Start of DATASET EXCERPTS
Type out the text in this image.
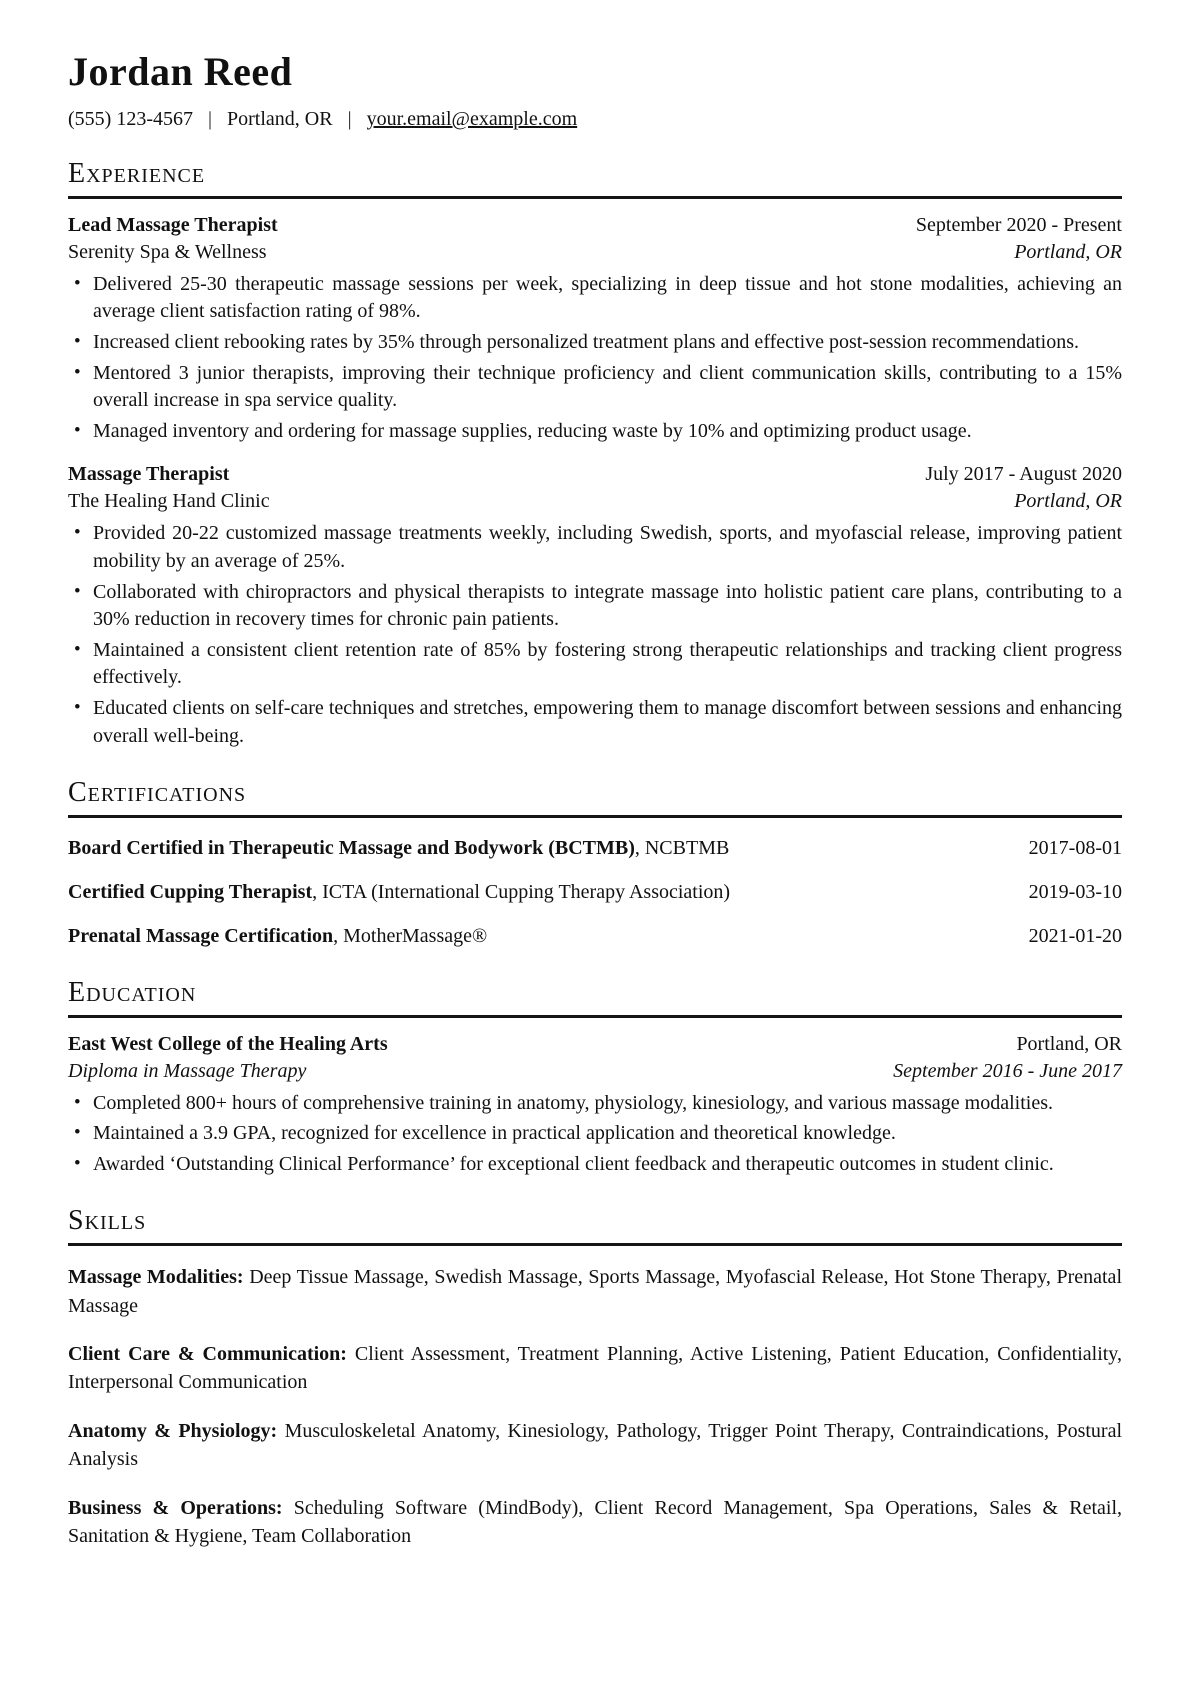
Jordan Reed
(555) 123-4567 | Portland, OR | your.email@example.com
Experience
Lead Massage Therapist	September 2020 - Present
Serenity Spa & Wellness	Portland, OR
• Delivered 25-30 therapeutic massage sessions per week, specializing in deep tissue and hot stone modalities, achieving an average client satisfaction rating of 98%.
• Increased client rebooking rates by 35% through personalized treatment plans and effective post-session recommendations.
• Mentored 3 junior therapists, improving their technique proficiency and client communication skills, contributing to a 15% overall increase in spa service quality.
• Managed inventory and ordering for massage supplies, reducing waste by 10% and optimizing product usage.
Massage Therapist	July 2017 - August 2020
The Healing Hand Clinic	Portland, OR
• Provided 20-22 customized massage treatments weekly, including Swedish, sports, and myofascial release, improving patient mobility by an average of 25%.
• Collaborated with chiropractors and physical therapists to integrate massage into holistic patient care plans, contributing to a 30% reduction in recovery times for chronic pain patients.
• Maintained a consistent client retention rate of 85% by fostering strong therapeutic relationships and tracking client progress effectively.
• Educated clients on self-care techniques and stretches, empowering them to manage discomfort between sessions and enhancing overall well-being.
Certifications
Board Certified in Therapeutic Massage and Bodywork (BCTMB), NCBTMB	2017-08-01
Certified Cupping Therapist, ICTA (International Cupping Therapy Association)	2019-03-10
Prenatal Massage Certification, MotherMassage®	2021-01-20
Education
East West College of the Healing Arts	Portland, OR
Diploma in Massage Therapy	September 2016 - June 2017
• Completed 800+ hours of comprehensive training in anatomy, physiology, kinesiology, and various massage modalities.
• Maintained a 3.9 GPA, recognized for excellence in practical application and theoretical knowledge.
• Awarded ‘Outstanding Clinical Performance’ for exceptional client feedback and therapeutic outcomes in student clinic.
Skills

Massage Modalities: Deep Tissue Massage, Swedish Massage, Sports Massage, Myofascial Release, Hot Stone Therapy, Prenatal Massage

Client Care & Communication: Client Assessment, Treatment Planning, Active Listening, Patient Education, Confidentiality, Interpersonal Communication

Anatomy & Physiology: Musculoskeletal Anatomy, Kinesiology, Pathology, Trigger Point Therapy, Contraindications, Postural Analysis

Business & Operations: Scheduling Software (MindBody), Client Record Management, Spa Operations, Sales & Retail, Sanitation & Hygiene, Team Collaboration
End of DATASET EXCERPTS
§ **AIM OF THE EXERCISE**
Check each line above for the word "Swedish" and copy the ones that have it.

§ **RESULT BELOW**
• Provided 20-22 customized massage treatments weekly, including Swedish, sports, and myofascial release, improving patient mobility by an average of 25%.
Massage Modalities: Deep Tissue Massage, Swedish Massage, Sports Massage, Myofascial Release, Hot Stone Therapy, Prenatal Massage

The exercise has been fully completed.